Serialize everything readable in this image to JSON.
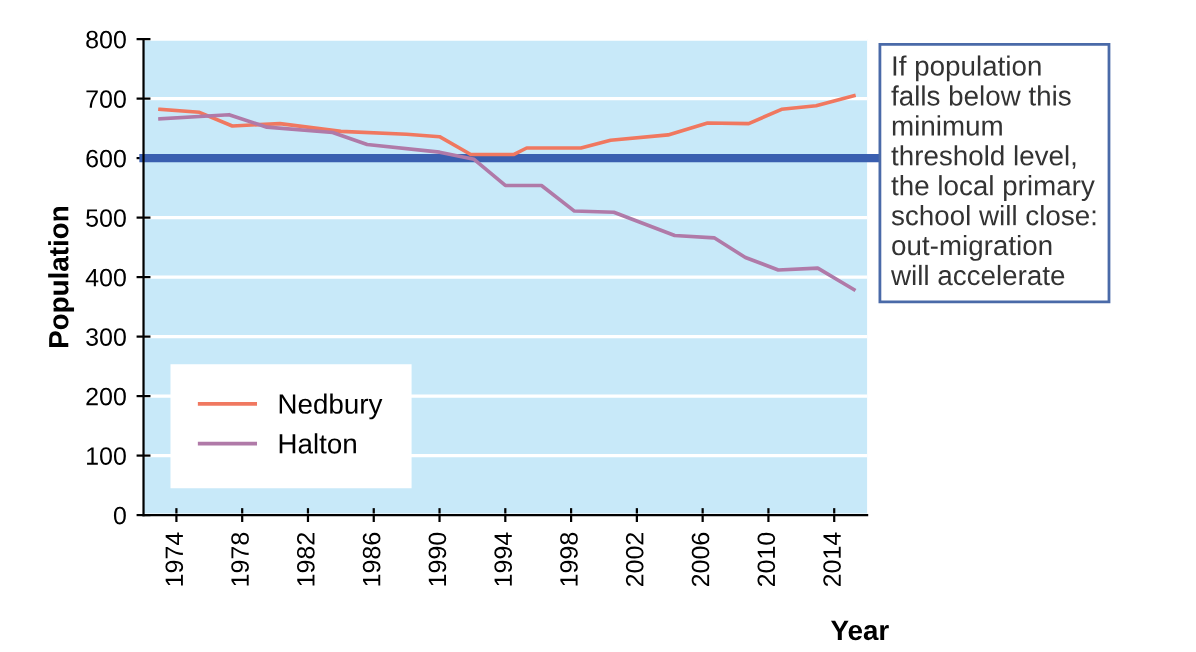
{
  "chart_data": {
    "type": "line",
    "xlabel": "Year",
    "ylabel": "Population",
    "xlim": [
      1972,
      2016
    ],
    "xticks": [
      1974,
      1978,
      1982,
      1986,
      1990,
      1994,
      1998,
      2002,
      2006,
      2010,
      2014
    ],
    "ylim": [
      0,
      800
    ],
    "yticks": [
      0,
      100,
      200,
      300,
      400,
      500,
      600,
      700,
      800
    ],
    "grid": "y",
    "legend": "bottom left",
    "series": [
      {
        "name": "Nedbury",
        "color": "#f07860",
        "x": [
          1973,
          1975.4,
          1977.4,
          1980.3,
          1984,
          1988,
          1990,
          1991.9,
          1994.5,
          1995.3,
          1998.6,
          2000.4,
          2003.9,
          2006.3,
          2008.8,
          2010.8,
          2012.9,
          2015.2
        ],
        "values": [
          682,
          677,
          654,
          658,
          645,
          640,
          636,
          606,
          606,
          617,
          617,
          630,
          639,
          659,
          658,
          682,
          688,
          705
        ]
      },
      {
        "name": "Halton",
        "color": "#b07aa8",
        "x": [
          1973,
          1977.2,
          1979.5,
          1983.5,
          1985.6,
          1990,
          1992.1,
          1994,
          1996.2,
          1998.2,
          2000.6,
          2004.3,
          2006.7,
          2008.6,
          2010.6,
          2013,
          2015.2
        ],
        "values": [
          666,
          673,
          652,
          643,
          623,
          610,
          598,
          554,
          554,
          511,
          509,
          470,
          466,
          433,
          412,
          415,
          379
        ]
      }
    ],
    "ref_lines": [
      {
        "axis": "y",
        "value": 600,
        "label": "If population\nfalls below this\nminimum\nthreshold level,\nthe local primary\nschool will close:\nout-migration\nwill accelerate",
        "color": "#3a5fb0"
      }
    ]
  }
}
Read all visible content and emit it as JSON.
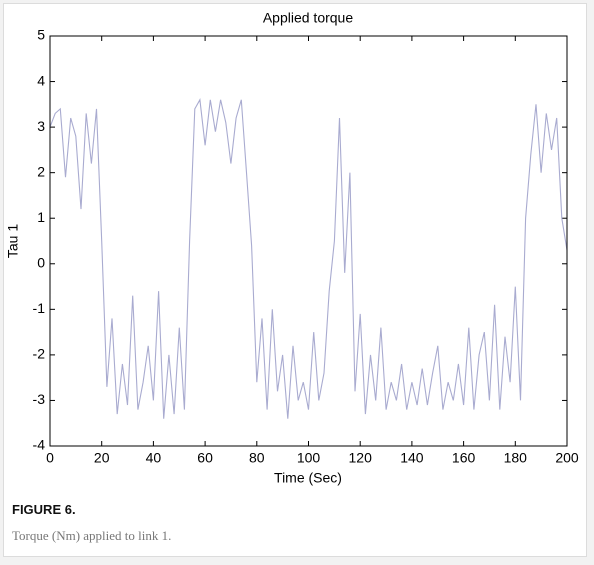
{
  "chart_data": {
    "type": "line",
    "title": "Applied torque",
    "x_label": "Time (Sec)",
    "y_label": "Tau 1",
    "x": [
      0,
      2,
      4,
      6,
      8,
      10,
      12,
      14,
      16,
      18,
      20,
      22,
      24,
      26,
      28,
      30,
      32,
      34,
      36,
      38,
      40,
      42,
      44,
      46,
      48,
      50,
      52,
      54,
      56,
      58,
      60,
      62,
      64,
      66,
      68,
      70,
      72,
      74,
      76,
      78,
      80,
      82,
      84,
      86,
      88,
      90,
      92,
      94,
      96,
      98,
      100,
      102,
      104,
      106,
      108,
      110,
      112,
      114,
      116,
      118,
      120,
      122,
      124,
      126,
      128,
      130,
      132,
      134,
      136,
      138,
      140,
      142,
      144,
      146,
      148,
      150,
      152,
      154,
      156,
      158,
      160,
      162,
      164,
      166,
      168,
      170,
      172,
      174,
      176,
      178,
      180,
      182,
      184,
      186,
      188,
      190,
      192,
      194,
      196,
      198,
      200
    ],
    "values": [
      3.0,
      3.3,
      3.4,
      1.9,
      3.2,
      2.8,
      1.2,
      3.3,
      2.2,
      3.4,
      0.5,
      -2.7,
      -1.2,
      -3.3,
      -2.2,
      -3.1,
      -0.7,
      -3.2,
      -2.6,
      -1.8,
      -3.0,
      -0.6,
      -3.4,
      -2.0,
      -3.3,
      -1.4,
      -3.2,
      0.5,
      3.4,
      3.6,
      2.6,
      3.6,
      2.9,
      3.6,
      3.1,
      2.2,
      3.2,
      3.6,
      2.0,
      0.4,
      -2.6,
      -1.2,
      -3.2,
      -1.0,
      -2.8,
      -2.0,
      -3.4,
      -1.8,
      -3.0,
      -2.6,
      -3.2,
      -1.5,
      -3.0,
      -2.4,
      -0.6,
      0.5,
      3.2,
      -0.2,
      2.0,
      -2.8,
      -1.1,
      -3.3,
      -2.0,
      -3.0,
      -1.4,
      -3.2,
      -2.6,
      -3.0,
      -2.2,
      -3.2,
      -2.6,
      -3.1,
      -2.3,
      -3.1,
      -2.4,
      -1.8,
      -3.2,
      -2.6,
      -3.0,
      -2.2,
      -3.1,
      -1.4,
      -3.2,
      -2.0,
      -1.5,
      -3.0,
      -0.9,
      -3.2,
      -1.6,
      -2.6,
      -0.5,
      -3.0,
      1.0,
      2.4,
      3.5,
      2.0,
      3.3,
      2.5,
      3.2,
      1.0,
      0.3
    ],
    "color": "#a9abd0",
    "xlim": [
      0,
      200
    ],
    "xticks": [
      0,
      20,
      40,
      60,
      80,
      100,
      120,
      140,
      160,
      180,
      200
    ],
    "ylim": [
      -4,
      5
    ],
    "yticks": [
      -4,
      -3,
      -2,
      -1,
      0,
      1,
      2,
      3,
      4,
      5
    ]
  },
  "caption": {
    "label": "FIGURE 6.",
    "text": "Torque (Nm) applied to link 1."
  }
}
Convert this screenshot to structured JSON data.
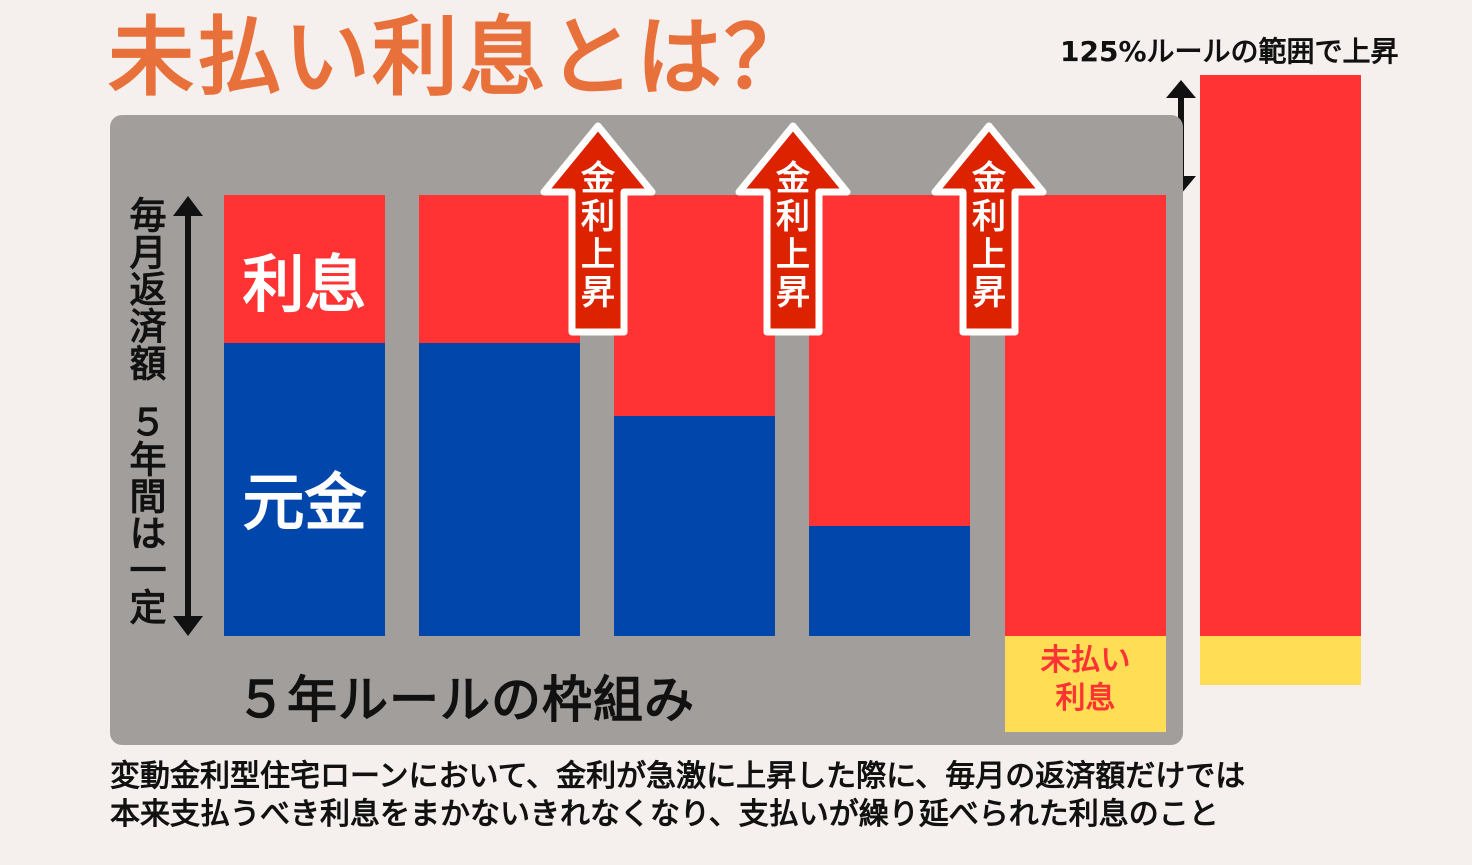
{
  "title": "未払い利息とは？",
  "axis_label": {
    "top": "毎月返済額",
    "bottom": "５年間は一定"
  },
  "segments": {
    "interest": "利息",
    "principal": "元金"
  },
  "rate_rise_label": "金利上昇",
  "rule_label": "５年ルールの枠組み",
  "unpaid_interest_label": [
    "未払い",
    "利息"
  ],
  "range_label": "125%ルールの範囲で上昇",
  "description": [
    "変動金利型住宅ローンにおいて、金利が急激に上昇した際に、毎月の返済額だけでは",
    "本来支払うべき利息をまかないきれなくなり、支払いが繰り延べられた利息のこと"
  ],
  "colors": {
    "interest": "#ff3333",
    "principal": "#0046ab",
    "unpaid": "#ffdd55",
    "arrow_fill": "#dd2200",
    "title": "#e8703a",
    "panel": "#a19e9c"
  },
  "icons": [
    "double-headed-arrow-icon",
    "up-arrow-icon"
  ]
}
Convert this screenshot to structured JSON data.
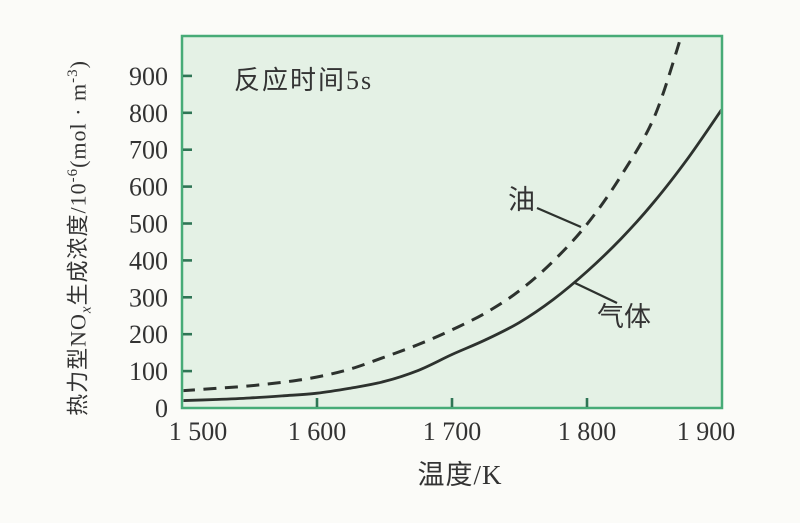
{
  "chart_data": {
    "type": "line",
    "title": "",
    "annotation": "反应时间5s",
    "xlabel": "温度/K",
    "ylabel": "热力型NOx生成浓度/10^-6(mol·m^-3)",
    "ylabel_parts": {
      "p1": "热力型NO",
      "sub_x": "x",
      "p2": "生成浓度/10",
      "sup_exp": "-6",
      "p3": "(mol · m",
      "sup_unit": "-3",
      "p4": ")"
    },
    "xlim": [
      1500,
      1900
    ],
    "ylim": [
      0,
      1000
    ],
    "grid": false,
    "legend_position": "inline-curve-labels",
    "x_ticks": [
      {
        "value": 1500,
        "label": "1 500"
      },
      {
        "value": 1600,
        "label": "1 600"
      },
      {
        "value": 1700,
        "label": "1 700"
      },
      {
        "value": 1800,
        "label": "1 800"
      },
      {
        "value": 1900,
        "label": "1 900"
      }
    ],
    "y_ticks": [
      {
        "value": 0,
        "label": "0"
      },
      {
        "value": 100,
        "label": "100"
      },
      {
        "value": 200,
        "label": "200"
      },
      {
        "value": 300,
        "label": "300"
      },
      {
        "value": 400,
        "label": "400"
      },
      {
        "value": 500,
        "label": "500"
      },
      {
        "value": 600,
        "label": "600"
      },
      {
        "value": 700,
        "label": "700"
      },
      {
        "value": 800,
        "label": "800"
      },
      {
        "value": 900,
        "label": "900"
      }
    ],
    "series": [
      {
        "name": "油",
        "line_style": "dashed",
        "x": [
          1500,
          1525,
          1550,
          1575,
          1600,
          1625,
          1650,
          1675,
          1700,
          1725,
          1750,
          1775,
          1800,
          1825,
          1850,
          1870
        ],
        "y": [
          47,
          53,
          60,
          70,
          84,
          106,
          138,
          172,
          212,
          258,
          318,
          398,
          498,
          628,
          790,
          1010
        ]
      },
      {
        "name": "气体",
        "line_style": "solid",
        "x": [
          1500,
          1525,
          1550,
          1575,
          1600,
          1625,
          1650,
          1675,
          1700,
          1725,
          1750,
          1775,
          1800,
          1825,
          1850,
          1875,
          1900
        ],
        "y": [
          20,
          23,
          27,
          33,
          40,
          54,
          72,
          102,
          145,
          185,
          232,
          294,
          370,
          458,
          560,
          678,
          810
        ]
      }
    ],
    "colors": {
      "page_bg": "#fbfbf8",
      "plot_bg": "#e4f1e5",
      "frame": "#47ab77",
      "tick": "#2f7555",
      "curve": "#2d322e",
      "text": "#333333"
    }
  }
}
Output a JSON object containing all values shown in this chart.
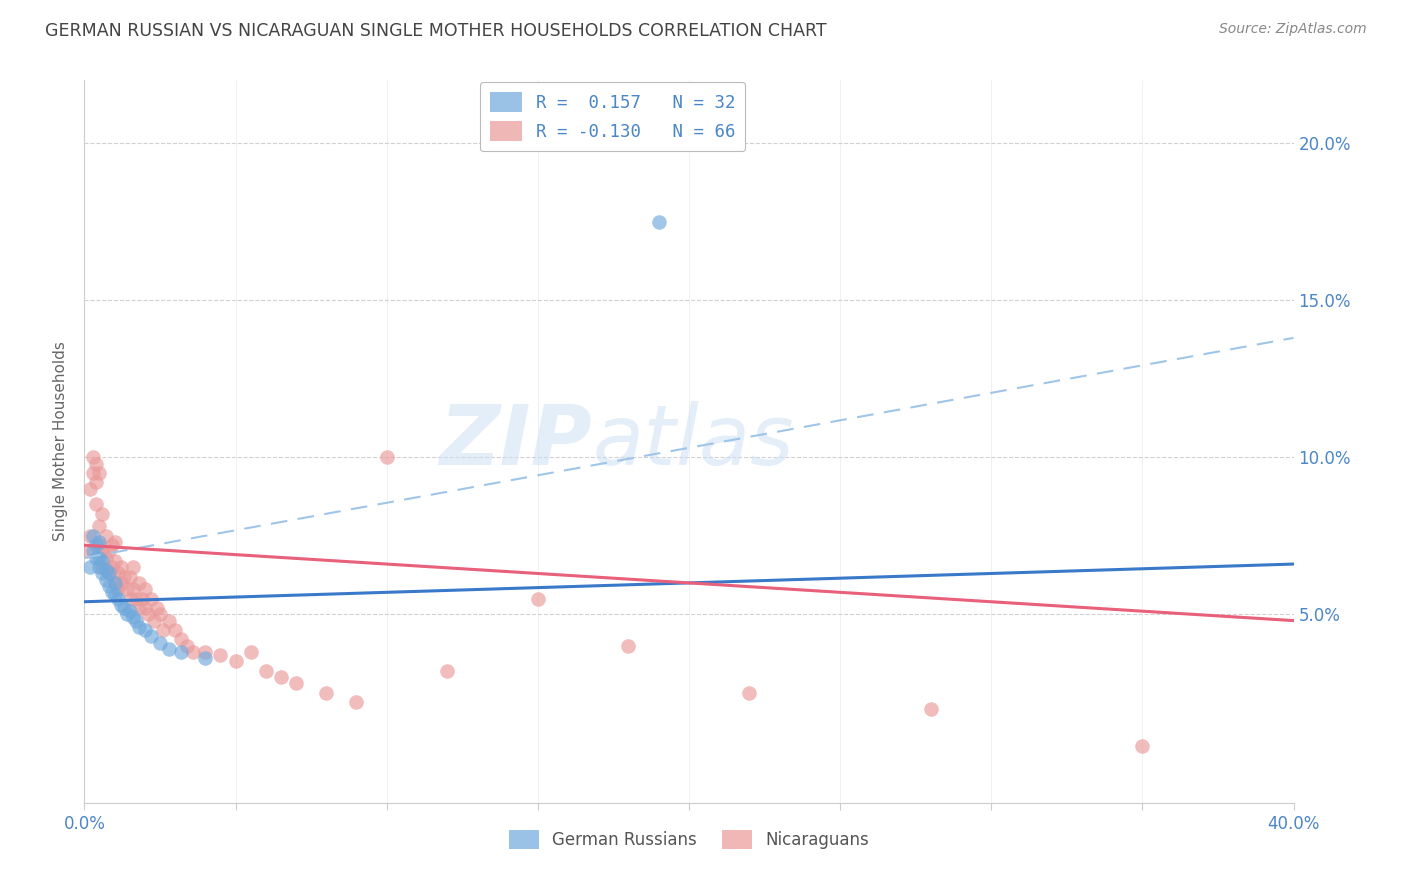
{
  "title": "GERMAN RUSSIAN VS NICARAGUAN SINGLE MOTHER HOUSEHOLDS CORRELATION CHART",
  "source": "Source: ZipAtlas.com",
  "ylabel": "Single Mother Households",
  "xlim": [
    0.0,
    0.4
  ],
  "ylim": [
    -0.01,
    0.22
  ],
  "yticks": [
    0.05,
    0.1,
    0.15,
    0.2
  ],
  "ytick_labels": [
    "5.0%",
    "10.0%",
    "15.0%",
    "20.0%"
  ],
  "german_russian_color": "#6fa8dc",
  "nicaraguan_color": "#ea9999",
  "german_russian_R": 0.157,
  "german_russian_N": 32,
  "nicaraguan_R": -0.13,
  "nicaraguan_N": 66,
  "watermark_zip": "ZIP",
  "watermark_atlas": "atlas",
  "background_color": "#ffffff",
  "grid_color": "#cccccc",
  "axis_color": "#4a86c8",
  "title_color": "#444444",
  "source_color": "#888888",
  "ylabel_color": "#666666",
  "legend_label_color": "#4a86c8",
  "bottom_legend_color": "#555555",
  "gr_line_color": "#3a78c9",
  "nic_line_color": "#e8607a",
  "dash_line_color": "#9fc5e8",
  "gr_x": [
    0.002,
    0.003,
    0.003,
    0.004,
    0.004,
    0.005,
    0.005,
    0.005,
    0.006,
    0.006,
    0.007,
    0.007,
    0.008,
    0.008,
    0.009,
    0.01,
    0.01,
    0.011,
    0.012,
    0.013,
    0.014,
    0.015,
    0.016,
    0.017,
    0.018,
    0.02,
    0.022,
    0.025,
    0.028,
    0.032,
    0.04,
    0.19
  ],
  "gr_y": [
    0.065,
    0.07,
    0.075,
    0.068,
    0.072,
    0.065,
    0.068,
    0.073,
    0.063,
    0.067,
    0.061,
    0.064,
    0.059,
    0.063,
    0.057,
    0.056,
    0.06,
    0.055,
    0.053,
    0.052,
    0.05,
    0.051,
    0.049,
    0.048,
    0.046,
    0.045,
    0.043,
    0.041,
    0.039,
    0.038,
    0.036,
    0.175
  ],
  "nic_x": [
    0.001,
    0.002,
    0.002,
    0.003,
    0.003,
    0.004,
    0.004,
    0.004,
    0.005,
    0.005,
    0.005,
    0.006,
    0.006,
    0.006,
    0.007,
    0.007,
    0.008,
    0.008,
    0.009,
    0.009,
    0.01,
    0.01,
    0.01,
    0.011,
    0.011,
    0.012,
    0.012,
    0.013,
    0.014,
    0.015,
    0.015,
    0.016,
    0.016,
    0.017,
    0.018,
    0.018,
    0.019,
    0.02,
    0.02,
    0.021,
    0.022,
    0.023,
    0.024,
    0.025,
    0.026,
    0.028,
    0.03,
    0.032,
    0.034,
    0.036,
    0.04,
    0.045,
    0.05,
    0.055,
    0.06,
    0.065,
    0.07,
    0.08,
    0.09,
    0.1,
    0.12,
    0.15,
    0.18,
    0.22,
    0.28,
    0.35
  ],
  "nic_y": [
    0.07,
    0.075,
    0.09,
    0.095,
    0.1,
    0.085,
    0.092,
    0.098,
    0.072,
    0.078,
    0.095,
    0.065,
    0.07,
    0.082,
    0.068,
    0.075,
    0.063,
    0.07,
    0.065,
    0.072,
    0.06,
    0.067,
    0.073,
    0.063,
    0.058,
    0.065,
    0.06,
    0.062,
    0.058,
    0.055,
    0.062,
    0.058,
    0.065,
    0.055,
    0.06,
    0.052,
    0.055,
    0.052,
    0.058,
    0.05,
    0.055,
    0.048,
    0.052,
    0.05,
    0.045,
    0.048,
    0.045,
    0.042,
    0.04,
    0.038,
    0.038,
    0.037,
    0.035,
    0.038,
    0.032,
    0.03,
    0.028,
    0.025,
    0.022,
    0.1,
    0.032,
    0.055,
    0.04,
    0.025,
    0.02,
    0.008
  ],
  "gr_line_x0": 0.0,
  "gr_line_y0": 0.054,
  "gr_line_x1": 0.4,
  "gr_line_y1": 0.066,
  "nic_line_x0": 0.0,
  "nic_line_y0": 0.072,
  "nic_line_x1": 0.4,
  "nic_line_y1": 0.048,
  "dash_line_x0": 0.0,
  "dash_line_y0": 0.068,
  "dash_line_x1": 0.4,
  "dash_line_y1": 0.138
}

........

Exercise objective. Look through the entries above; copy every line holding the string "this".

Task answer.
Serialize everything readable in this image to JSON.
        "label": "If population\nfalls below this\nminimum\nthreshold level,\nthe local primary\nschool will close:\nout-migration\nwill accelerate",
Convert this screenshot to structured JSON data.
Convert this screenshot to structured JSON data.
Output a JSON object containing all values shown in this chart.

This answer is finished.